*INSTRUCTIONS FOR THE TASK:* Repeat the records in full and exactly, omitting pictures.

*PROVIDED DATA:*
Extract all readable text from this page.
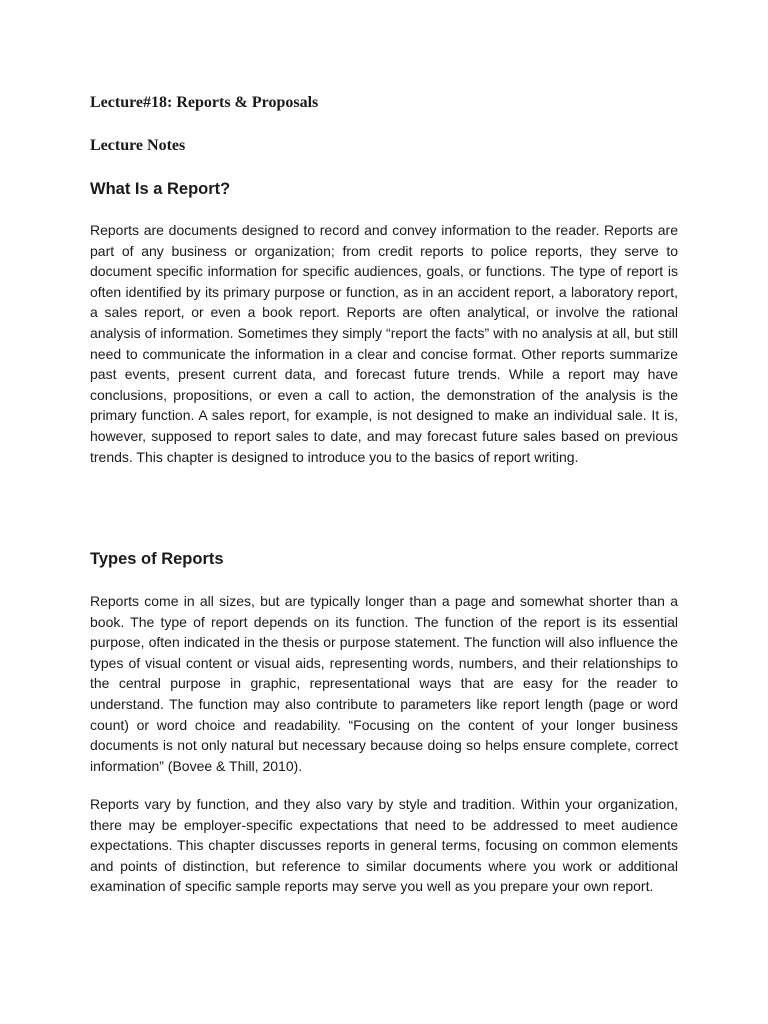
Lecture#18: Reports & Proposals

Lecture Notes

What Is a Report?

Reports are documents designed to record and convey information to the reader. Reports are part of any business or organization; from credit reports to police reports, they serve to document specific information for specific audiences, goals, or functions. The type of report is often identified by its primary purpose or function, as in an accident report, a laboratory report, a sales report, or even a book report. Reports are often analytical, or involve the rational analysis of information. Sometimes they simply “report the facts” with no analysis at all, but still need to communicate the information in a clear and concise format. Other reports summarize past events, present current data, and forecast future trends. While a report may have conclusions, propositions, or even a call to action, the demonstration of the analysis is the primary function. A sales report, for example, is not designed to make an individual sale. It is, however, supposed to report sales to date, and may forecast future sales based on previous trends. This chapter is designed to introduce you to the basics of report writing.

Types of Reports

Reports come in all sizes, but are typically longer than a page and somewhat shorter than a book. The type of report depends on its function. The function of the report is its essential purpose, often indicated in the thesis or purpose statement. The function will also influence the types of visual content or visual aids, representing words, numbers, and their relationships to the central purpose in graphic, representational ways that are easy for the reader to understand. The function may also contribute to parameters like report length (page or word count) or word choice and readability. “Focusing on the content of your longer business documents is not only natural but necessary because doing so helps ensure complete, correct information” (Bovee & Thill, 2010).

Reports vary by function, and they also vary by style and tradition. Within your organization, there may be employer-specific expectations that need to be addressed to meet audience expectations. This chapter discusses reports in general terms, focusing on common elements and points of distinction, but reference to similar documents where you work or additional examination of specific sample reports may serve you well as you prepare your own report.
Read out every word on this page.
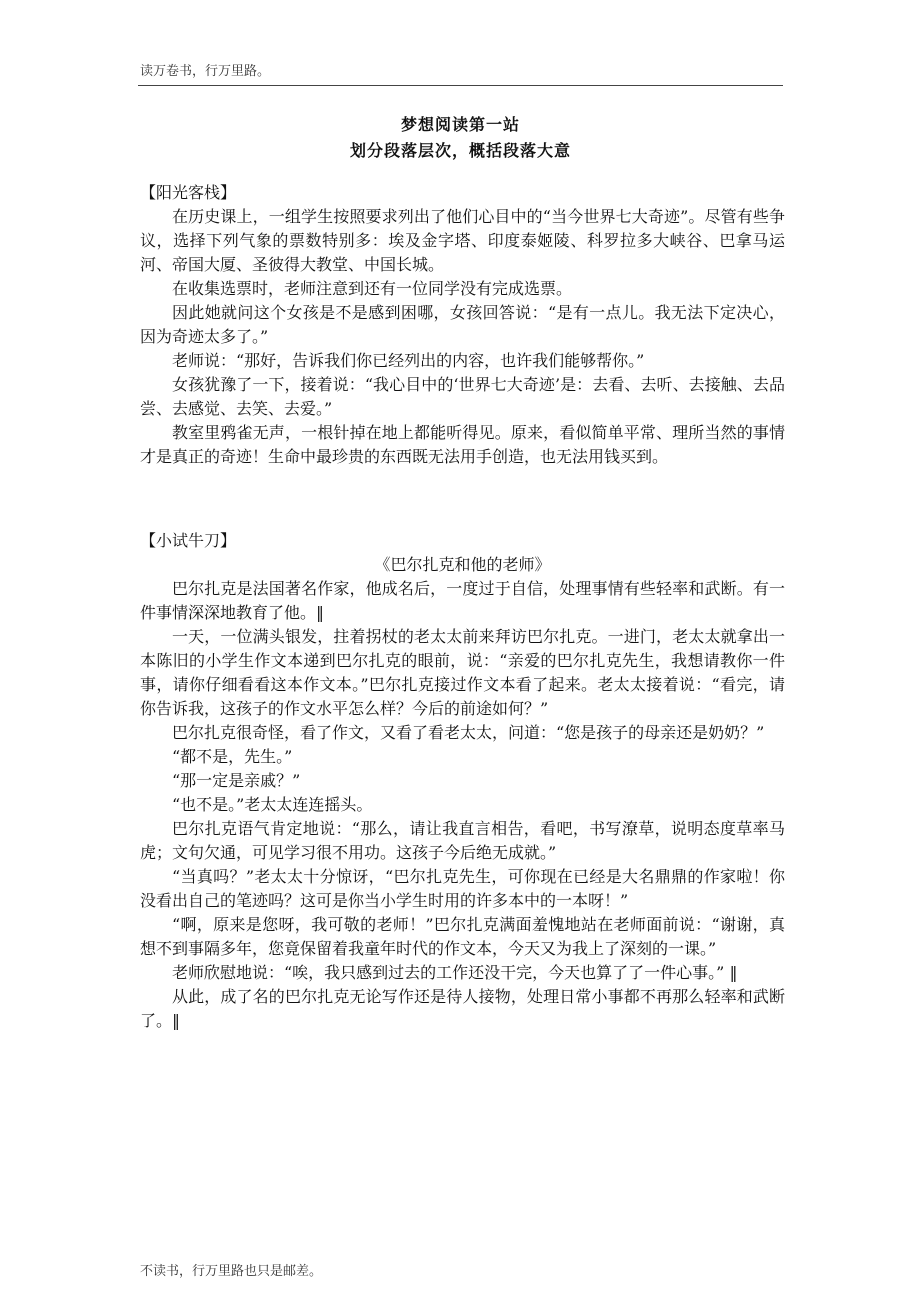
读万卷书，行万里路。
梦想阅读第一站
划分段落层次，概括段落大意

【阳光客栈】

在历史课上，一组学生按照要求列出了他们心目中的“当今世界七大奇迹”。尽管有些争议，选择下列气象的票数特别多：埃及金字塔、印度泰姬陵、科罗拉多大峡谷、巴拿马运河、帝国大厦、圣彼得大教堂、中国长城。

在收集选票时，老师注意到还有一位同学没有完成选票。

因此她就问这个女孩是不是感到困哪，女孩回答说：“是有一点儿。我无法下定决心，因为奇迹太多了。”

老师说：“那好，告诉我们你已经列出的内容，也许我们能够帮你。”

女孩犹豫了一下，接着说：“我心目中的‘世界七大奇迹’是：去看、去听、去接触、去品尝、去感觉、去笑、去爱。”

教室里鸦雀无声，一根针掉在地上都能听得见。原来，看似简单平常、理所当然的事情才是真正的奇迹！生命中最珍贵的东西既无法用手创造，也无法用钱买到。

【小试牛刀】

《巴尔扎克和他的老师》

巴尔扎克是法国著名作家，他成名后，一度过于自信，处理事情有些轻率和武断。有一件事情深深地教育了他。‖

一天，一位满头银发，拄着拐杖的老太太前来拜访巴尔扎克。一进门，老太太就拿出一本陈旧的小学生作文本递到巴尔扎克的眼前，说：“亲爱的巴尔扎克先生，我想请教你一件事，请你仔细看看这本作文本。”巴尔扎克接过作文本看了起来。老太太接着说：“看完，请你告诉我，这孩子的作文水平怎么样？今后的前途如何？”

巴尔扎克很奇怪，看了作文，又看了看老太太，问道：“您是孩子的母亲还是奶奶？”

“都不是，先生。”

“那一定是亲戚？”

“也不是。”老太太连连摇头。

巴尔扎克语气肯定地说：“那么，请让我直言相告，看吧，书写潦草，说明态度草率马虎；文句欠通，可见学习很不用功。这孩子今后绝无成就。”

“当真吗？”老太太十分惊讶，“巴尔扎克先生，可你现在已经是大名鼎鼎的作家啦！你没看出自己的笔迹吗？这可是你当小学生时用的许多本中的一本呀！”

“啊，原来是您呀，我可敬的老师！”巴尔扎克满面羞愧地站在老师面前说：“谢谢，真想不到事隔多年，您竟保留着我童年时代的作文本，今天又为我上了深刻的一课。”

老师欣慰地说：“唉，我只感到过去的工作还没干完，今天也算了了一件心事。” ‖

从此，成了名的巴尔扎克无论写作还是待人接物，处理日常小事都不再那么轻率和武断了。‖

不读书，行万里路也只是邮差。
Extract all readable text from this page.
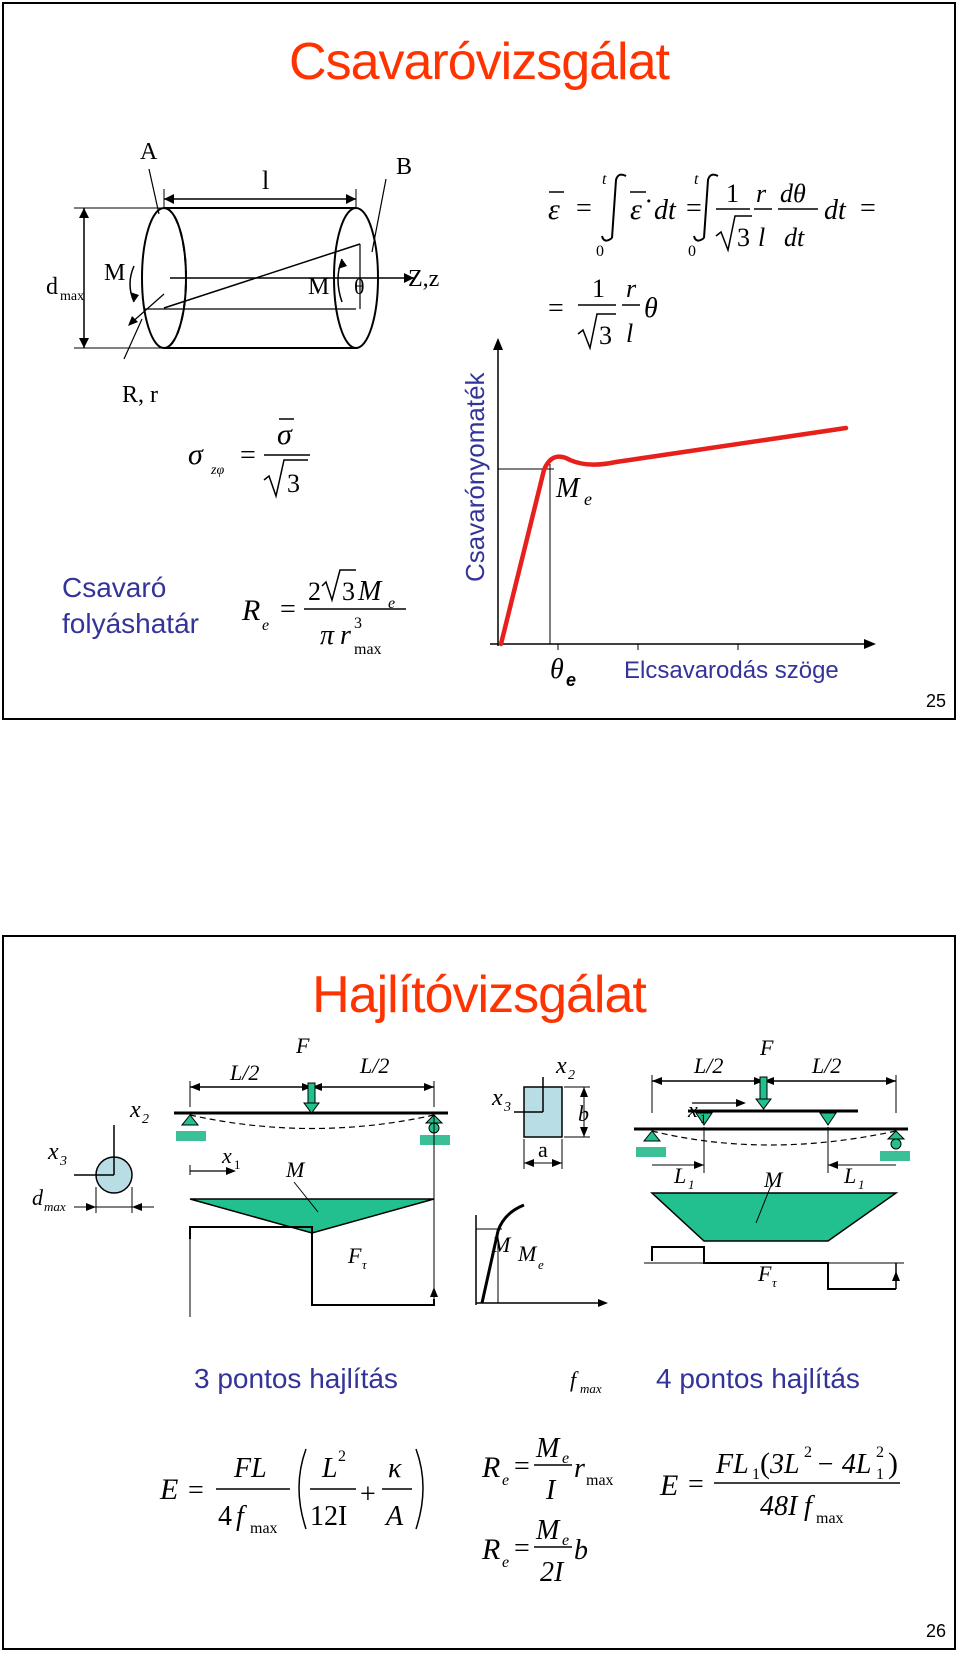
Csavaróvizsgálat
A
B
l
d max
M
M θ Z,z
R, r
ε =
t
0
ε̇ dt =
t
0
1
3
r
l
dθ
dt
dt =
=
1
3
r
l
θ
σ zφ =
σ
3
R e
=
2 3 M e
π r 3
max
M e
θ e Elcsavarodás szöge
Csavarónyomaték
Csavaró
folyáshatár
25
Hajlítóvizsgálat
x 2
x 3
d max
L/2
F
L/2
x 1 M
F τ
x 2
x 3	b
a
M M e
f max
L/2
F
L/2
x 1
L 1	M	L 1
F τ
E =
FL
4 f max
L 2
12I
+
κ
A
R e =
M e
I
r max
R e =
M e
2I
b
E =
FL 1 ( 3L 2 − 4L 2
1 )
48I f max
3 pontos hajlítás	4 pontos hajlítás
26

*PROBLEM SOLUTION:*
Extract all readable text from this page.
Lecture#18: Reports & Proposals

Lecture Notes

What Is a Report?

Reports are documents designed to record and convey information to the reader. Reports are part of any business or organization; from credit reports to police reports, they serve to document specific information for specific audiences, goals, or functions. The type of report is often identified by its primary purpose or function, as in an accident report, a laboratory report, a sales report, or even a book report. Reports are often analytical, or involve the rational analysis of information. Sometimes they simply “report the facts” with no analysis at all, but still need to communicate the information in a clear and concise format. Other reports summarize past events, present current data, and forecast future trends. While a report may have conclusions, propositions, or even a call to action, the demonstration of the analysis is the primary function. A sales report, for example, is not designed to make an individual sale. It is, however, supposed to report sales to date, and may forecast future sales based on previous trends. This chapter is designed to introduce you to the basics of report writing.

Types of Reports

Reports come in all sizes, but are typically longer than a page and somewhat shorter than a book. The type of report depends on its function. The function of the report is its essential purpose, often indicated in the thesis or purpose statement. The function will also influence the types of visual content or visual aids, representing words, numbers, and their relationships to the central purpose in graphic, representational ways that are easy for the reader to understand. The function may also contribute to parameters like report length (page or word count) or word choice and readability. “Focusing on the content of your longer business documents is not only natural but necessary because doing so helps ensure complete, correct information” (Bovee & Thill, 2010).

Reports vary by function, and they also vary by style and tradition. Within your organization, there may be employer-specific expectations that need to be addressed to meet audience expectations. This chapter discusses reports in general terms, focusing on common elements and points of distinction, but reference to similar documents where you work or additional examination of specific sample reports may serve you well as you prepare your own report.
Read out every word on this page.
读万卷书，行万里路。
梦想阅读第一站
划分段落层次，概括段落大意

【阳光客栈】

在历史课上，一组学生按照要求列出了他们心目中的“当今世界七大奇迹”。尽管有些争议，选择下列气象的票数特别多：埃及金字塔、印度泰姬陵、科罗拉多大峡谷、巴拿马运河、帝国大厦、圣彼得大教堂、中国长城。

在收集选票时，老师注意到还有一位同学没有完成选票。

因此她就问这个女孩是不是感到困哪，女孩回答说：“是有一点儿。我无法下定决心，因为奇迹太多了。”

老师说：“那好，告诉我们你已经列出的内容，也许我们能够帮你。”

女孩犹豫了一下，接着说：“我心目中的‘世界七大奇迹’是：去看、去听、去接触、去品尝、去感觉、去笑、去爱。”

教室里鸦雀无声，一根针掉在地上都能听得见。原来，看似简单平常、理所当然的事情才是真正的奇迹！生命中最珍贵的东西既无法用手创造，也无法用钱买到。

【小试牛刀】

《巴尔扎克和他的老师》

巴尔扎克是法国著名作家，他成名后，一度过于自信，处理事情有些轻率和武断。有一件事情深深地教育了他。‖

一天，一位满头银发，拄着拐杖的老太太前来拜访巴尔扎克。一进门，老太太就拿出一本陈旧的小学生作文本递到巴尔扎克的眼前，说：“亲爱的巴尔扎克先生，我想请教你一件事，请你仔细看看这本作文本。”巴尔扎克接过作文本看了起来。老太太接着说：“看完，请你告诉我，这孩子的作文水平怎么样？今后的前途如何？”

巴尔扎克很奇怪，看了作文，又看了看老太太，问道：“您是孩子的母亲还是奶奶？”

“都不是，先生。”

“那一定是亲戚？”

“也不是。”老太太连连摇头。

巴尔扎克语气肯定地说：“那么，请让我直言相告，看吧，书写潦草，说明态度草率马虎；文句欠通，可见学习很不用功。这孩子今后绝无成就。”

“当真吗？”老太太十分惊讶，“巴尔扎克先生，可你现在已经是大名鼎鼎的作家啦！你没看出自己的笔迹吗？这可是你当小学生时用的许多本中的一本呀！”

“啊，原来是您呀，我可敬的老师！”巴尔扎克满面羞愧地站在老师面前说：“谢谢，真想不到事隔多年，您竟保留着我童年时代的作文本，今天又为我上了深刻的一课。”

老师欣慰地说：“唉，我只感到过去的工作还没干完，今天也算了了一件心事。” ‖

从此，成了名的巴尔扎克无论写作还是待人接物，处理日常小事都不再那么轻率和武断了。‖

不读书，行万里路也只是邮差。
Extract all readable text from this page.
Csavaróvizsgálat
A
B
l
d max
M
M θ Z,z
R, r
ε =
t
0
ε̇ dt =
t
0
1
3
r
l
dθ
dt
dt =
=
1
3
r
l
θ
σ zφ =
σ
3
R e
=
2 3 M e
π r 3
max
M e
θ e Elcsavarodás szöge
Csavarónyomaték
Csavaró
folyáshatár
25
Hajlítóvizsgálat
x 2
x 3
d max
L/2
F
L/2
x 1 M
F τ
x 2
x 3	b
a
M M e
f max
L/2
F
L/2
x 1
L 1	M	L 1
F τ
E =
FL
4 f max
L 2
12I
+
κ
A
R e =
M e
I
r max
R e =
M e
2I
b
E =
FL 1 ( 3L 2 − 4L 2
1 )
48I f max
3 pontos hajlítás	4 pontos hajlítás
26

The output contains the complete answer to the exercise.